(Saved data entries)
# # # # #

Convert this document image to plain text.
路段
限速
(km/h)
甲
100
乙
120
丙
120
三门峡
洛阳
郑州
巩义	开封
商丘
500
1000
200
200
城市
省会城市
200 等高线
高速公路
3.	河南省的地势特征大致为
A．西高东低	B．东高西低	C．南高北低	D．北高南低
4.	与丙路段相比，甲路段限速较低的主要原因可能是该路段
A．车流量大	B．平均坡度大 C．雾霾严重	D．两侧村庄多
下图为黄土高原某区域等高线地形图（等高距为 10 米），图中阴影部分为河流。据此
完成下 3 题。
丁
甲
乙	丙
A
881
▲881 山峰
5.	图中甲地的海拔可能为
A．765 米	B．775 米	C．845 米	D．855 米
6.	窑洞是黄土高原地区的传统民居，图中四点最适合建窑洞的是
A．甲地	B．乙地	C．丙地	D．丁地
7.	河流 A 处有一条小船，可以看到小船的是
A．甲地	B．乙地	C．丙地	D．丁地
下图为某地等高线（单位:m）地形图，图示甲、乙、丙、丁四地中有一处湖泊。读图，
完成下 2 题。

# # # # #

Exercise instructions - Each line must be given again exactly as written above.

Solution for this problem -
Convert this document image to plain text.
路段
限速
(km/h)
甲
100
乙
120
丙
120
三门峡
洛阳
郑州
巩义	开封
商丘
500
1000
200
200
城市
省会城市
200 等高线
高速公路
3.	河南省的地势特征大致为
A．西高东低	B．东高西低	C．南高北低	D．北高南低
4.	与丙路段相比，甲路段限速较低的主要原因可能是该路段
A．车流量大	B．平均坡度大 C．雾霾严重	D．两侧村庄多
下图为黄土高原某区域等高线地形图（等高距为 10 米），图中阴影部分为河流。据此
完成下 3 题。
丁
甲
乙	丙
A
881
▲881 山峰
5.	图中甲地的海拔可能为
A．765 米	B．775 米	C．845 米	D．855 米
6.	窑洞是黄土高原地区的传统民居，图中四点最适合建窑洞的是
A．甲地	B．乙地	C．丙地	D．丁地
7.	河流 A 处有一条小船，可以看到小船的是
A．甲地	B．乙地	C．丙地	D．丁地
下图为某地等高线（单位:m）地形图，图示甲、乙、丙、丁四地中有一处湖泊。读图，
完成下 2 题。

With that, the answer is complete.